### What to work on:
Copy every line from the material below that holds "Student".

### Records from a data collection:
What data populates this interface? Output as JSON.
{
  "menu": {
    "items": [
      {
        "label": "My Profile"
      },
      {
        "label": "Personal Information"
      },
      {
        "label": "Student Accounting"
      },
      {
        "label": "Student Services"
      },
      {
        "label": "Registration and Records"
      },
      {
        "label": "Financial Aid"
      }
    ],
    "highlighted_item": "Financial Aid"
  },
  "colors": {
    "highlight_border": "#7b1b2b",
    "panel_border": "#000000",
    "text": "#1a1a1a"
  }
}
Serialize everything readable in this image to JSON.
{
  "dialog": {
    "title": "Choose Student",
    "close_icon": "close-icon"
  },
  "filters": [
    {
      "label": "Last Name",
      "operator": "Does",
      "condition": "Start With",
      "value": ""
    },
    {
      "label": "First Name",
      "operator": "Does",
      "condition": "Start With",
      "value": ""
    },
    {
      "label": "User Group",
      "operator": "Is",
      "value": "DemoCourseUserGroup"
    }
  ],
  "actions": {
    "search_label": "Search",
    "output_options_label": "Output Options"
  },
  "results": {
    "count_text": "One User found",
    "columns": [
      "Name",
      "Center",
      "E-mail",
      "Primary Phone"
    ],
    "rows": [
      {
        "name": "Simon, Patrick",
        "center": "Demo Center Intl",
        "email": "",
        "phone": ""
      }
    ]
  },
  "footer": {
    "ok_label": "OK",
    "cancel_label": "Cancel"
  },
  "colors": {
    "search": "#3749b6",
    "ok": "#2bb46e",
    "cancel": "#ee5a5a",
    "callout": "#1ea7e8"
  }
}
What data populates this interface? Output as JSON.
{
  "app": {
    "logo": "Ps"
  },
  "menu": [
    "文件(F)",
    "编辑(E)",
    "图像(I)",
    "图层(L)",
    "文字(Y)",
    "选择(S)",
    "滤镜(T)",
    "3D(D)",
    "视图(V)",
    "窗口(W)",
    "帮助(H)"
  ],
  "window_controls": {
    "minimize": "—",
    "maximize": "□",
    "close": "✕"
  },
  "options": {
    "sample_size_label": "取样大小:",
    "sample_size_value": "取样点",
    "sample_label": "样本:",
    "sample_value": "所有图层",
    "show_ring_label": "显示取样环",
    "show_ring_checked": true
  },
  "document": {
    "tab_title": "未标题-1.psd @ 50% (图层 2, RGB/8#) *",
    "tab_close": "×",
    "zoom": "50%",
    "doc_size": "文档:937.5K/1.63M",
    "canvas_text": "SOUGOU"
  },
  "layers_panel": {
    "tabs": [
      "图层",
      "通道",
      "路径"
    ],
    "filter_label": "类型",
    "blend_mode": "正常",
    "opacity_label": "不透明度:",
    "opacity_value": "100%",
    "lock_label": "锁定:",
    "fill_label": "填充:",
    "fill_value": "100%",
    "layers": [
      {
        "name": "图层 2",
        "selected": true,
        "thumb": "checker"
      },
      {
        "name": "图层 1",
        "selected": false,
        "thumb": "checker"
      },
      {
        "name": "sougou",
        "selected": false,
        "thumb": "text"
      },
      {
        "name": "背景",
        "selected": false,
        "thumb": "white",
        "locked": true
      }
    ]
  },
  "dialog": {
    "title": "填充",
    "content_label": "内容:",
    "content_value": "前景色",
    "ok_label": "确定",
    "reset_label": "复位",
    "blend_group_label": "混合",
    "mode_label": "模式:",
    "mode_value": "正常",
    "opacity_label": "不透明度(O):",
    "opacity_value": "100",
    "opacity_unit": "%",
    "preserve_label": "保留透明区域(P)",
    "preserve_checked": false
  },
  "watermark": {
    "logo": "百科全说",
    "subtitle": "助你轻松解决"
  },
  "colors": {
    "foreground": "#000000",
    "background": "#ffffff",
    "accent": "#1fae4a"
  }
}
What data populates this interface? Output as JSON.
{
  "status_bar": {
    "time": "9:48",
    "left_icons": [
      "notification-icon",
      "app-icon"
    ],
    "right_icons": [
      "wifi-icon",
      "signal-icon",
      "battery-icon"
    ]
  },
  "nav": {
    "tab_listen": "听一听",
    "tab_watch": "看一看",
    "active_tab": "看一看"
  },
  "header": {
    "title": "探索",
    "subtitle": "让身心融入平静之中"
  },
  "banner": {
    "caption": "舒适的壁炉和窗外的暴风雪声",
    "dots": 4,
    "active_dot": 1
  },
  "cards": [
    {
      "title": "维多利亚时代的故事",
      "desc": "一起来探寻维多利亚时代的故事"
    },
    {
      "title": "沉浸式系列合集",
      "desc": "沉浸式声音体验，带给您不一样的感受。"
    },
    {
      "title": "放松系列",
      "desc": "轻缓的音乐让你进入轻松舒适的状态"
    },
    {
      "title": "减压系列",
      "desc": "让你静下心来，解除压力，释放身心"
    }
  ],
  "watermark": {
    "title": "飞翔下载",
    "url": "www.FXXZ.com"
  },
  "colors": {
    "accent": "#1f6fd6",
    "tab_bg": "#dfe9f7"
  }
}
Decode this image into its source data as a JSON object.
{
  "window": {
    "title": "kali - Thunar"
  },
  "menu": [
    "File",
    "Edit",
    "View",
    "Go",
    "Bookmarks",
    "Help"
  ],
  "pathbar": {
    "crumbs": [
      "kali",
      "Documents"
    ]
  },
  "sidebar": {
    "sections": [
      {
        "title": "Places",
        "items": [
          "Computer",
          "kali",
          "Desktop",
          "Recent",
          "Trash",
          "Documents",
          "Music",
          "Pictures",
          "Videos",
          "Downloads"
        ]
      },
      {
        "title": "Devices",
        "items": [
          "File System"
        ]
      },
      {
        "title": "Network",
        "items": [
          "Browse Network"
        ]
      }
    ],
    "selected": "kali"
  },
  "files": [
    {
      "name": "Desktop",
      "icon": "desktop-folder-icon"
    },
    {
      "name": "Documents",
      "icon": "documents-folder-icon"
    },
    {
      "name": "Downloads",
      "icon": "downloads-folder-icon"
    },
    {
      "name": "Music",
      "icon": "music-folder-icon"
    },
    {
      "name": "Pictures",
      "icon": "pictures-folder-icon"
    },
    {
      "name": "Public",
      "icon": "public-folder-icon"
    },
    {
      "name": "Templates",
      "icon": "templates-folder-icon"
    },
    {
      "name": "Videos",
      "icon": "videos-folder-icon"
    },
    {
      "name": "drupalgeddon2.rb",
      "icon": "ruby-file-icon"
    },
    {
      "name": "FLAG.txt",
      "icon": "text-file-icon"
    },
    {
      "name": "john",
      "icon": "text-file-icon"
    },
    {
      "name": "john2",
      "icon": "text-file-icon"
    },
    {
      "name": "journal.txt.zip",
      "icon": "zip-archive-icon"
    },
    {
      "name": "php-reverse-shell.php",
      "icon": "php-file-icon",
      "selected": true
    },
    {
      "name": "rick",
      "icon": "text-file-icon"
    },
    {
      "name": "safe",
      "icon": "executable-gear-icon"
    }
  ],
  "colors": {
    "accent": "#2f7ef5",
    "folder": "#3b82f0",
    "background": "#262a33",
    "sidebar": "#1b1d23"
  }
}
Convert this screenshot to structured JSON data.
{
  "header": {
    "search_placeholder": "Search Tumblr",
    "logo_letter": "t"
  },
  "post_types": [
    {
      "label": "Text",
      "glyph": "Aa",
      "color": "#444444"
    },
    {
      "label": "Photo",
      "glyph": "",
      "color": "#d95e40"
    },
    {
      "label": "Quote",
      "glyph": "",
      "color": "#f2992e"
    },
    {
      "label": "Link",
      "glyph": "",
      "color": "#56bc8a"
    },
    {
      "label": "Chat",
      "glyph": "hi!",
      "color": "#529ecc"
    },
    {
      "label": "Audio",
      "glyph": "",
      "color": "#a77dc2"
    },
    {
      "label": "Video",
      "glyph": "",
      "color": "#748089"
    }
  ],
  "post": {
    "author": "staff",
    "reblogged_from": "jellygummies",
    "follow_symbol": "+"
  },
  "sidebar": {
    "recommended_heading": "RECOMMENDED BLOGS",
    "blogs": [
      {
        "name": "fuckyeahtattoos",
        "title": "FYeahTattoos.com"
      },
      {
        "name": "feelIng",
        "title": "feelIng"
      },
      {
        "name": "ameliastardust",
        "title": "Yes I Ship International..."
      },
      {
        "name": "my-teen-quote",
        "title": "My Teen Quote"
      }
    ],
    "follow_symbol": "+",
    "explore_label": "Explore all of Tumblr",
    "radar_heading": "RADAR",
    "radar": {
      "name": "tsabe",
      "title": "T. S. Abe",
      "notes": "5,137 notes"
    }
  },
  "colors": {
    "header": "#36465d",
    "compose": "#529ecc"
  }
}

### Task output:
        "label": "Student Accounting"
        "label": "Student Services"
    "title": "Choose Student",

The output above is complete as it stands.